TRY IT
Retype the records exactly, with nothing added or dropped.

ENTRIES PROVIDED
=== Section Start ===
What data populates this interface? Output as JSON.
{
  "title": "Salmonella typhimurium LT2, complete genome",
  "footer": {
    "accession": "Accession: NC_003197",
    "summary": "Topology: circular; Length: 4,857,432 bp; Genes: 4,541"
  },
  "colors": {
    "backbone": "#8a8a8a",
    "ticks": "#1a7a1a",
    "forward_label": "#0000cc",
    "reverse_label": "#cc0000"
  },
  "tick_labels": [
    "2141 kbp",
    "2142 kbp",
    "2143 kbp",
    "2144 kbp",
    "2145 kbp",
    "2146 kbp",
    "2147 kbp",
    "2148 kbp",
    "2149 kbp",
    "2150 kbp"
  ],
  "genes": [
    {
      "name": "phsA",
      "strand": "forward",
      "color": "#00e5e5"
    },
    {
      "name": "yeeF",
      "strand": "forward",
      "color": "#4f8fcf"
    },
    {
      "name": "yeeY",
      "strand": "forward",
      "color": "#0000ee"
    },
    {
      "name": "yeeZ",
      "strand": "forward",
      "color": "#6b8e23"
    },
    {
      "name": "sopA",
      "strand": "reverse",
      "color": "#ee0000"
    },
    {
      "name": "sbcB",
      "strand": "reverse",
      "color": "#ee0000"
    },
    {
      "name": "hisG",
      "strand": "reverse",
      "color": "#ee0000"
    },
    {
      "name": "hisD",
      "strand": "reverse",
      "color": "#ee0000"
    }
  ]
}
=== Section End ===
EXERCISE ANSWER
What data populates this interface? Output as JSON.
{
  "title": "Salmonella typhimurium LT2, complete genome",
  "footer": {
    "accession": "Accession: NC_003197",
    "summary": "Topology: circular; Length: 4,857,432 bp; Genes: 4,541"
  },
  "colors": {
    "backbone": "#8a8a8a",
    "ticks": "#1a7a1a",
    "forward_label": "#0000cc",
    "reverse_label": "#cc0000"
  },
  "tick_labels": [
    "2141 kbp",
    "2142 kbp",
    "2143 kbp",
    "2144 kbp",
    "2145 kbp",
    "2146 kbp",
    "2147 kbp",
    "2148 kbp",
    "2149 kbp",
    "2150 kbp"
  ],
  "genes": [
    {
      "name": "phsA",
      "strand": "forward",
      "color": "#00e5e5"
    },
    {
      "name": "yeeF",
      "strand": "forward",
      "color": "#4f8fcf"
    },
    {
      "name": "yeeY",
      "strand": "forward",
      "color": "#0000ee"
    },
    {
      "name": "yeeZ",
      "strand": "forward",
      "color": "#6b8e23"
    },
    {
      "name": "sopA",
      "strand": "reverse",
      "color": "#ee0000"
    },
    {
      "name": "sbcB",
      "strand": "reverse",
      "color": "#ee0000"
    },
    {
      "name": "hisG",
      "strand": "reverse",
      "color": "#ee0000"
    },
    {
      "name": "hisD",
      "strand": "reverse",
      "color": "#ee0000"
    }
  ]
}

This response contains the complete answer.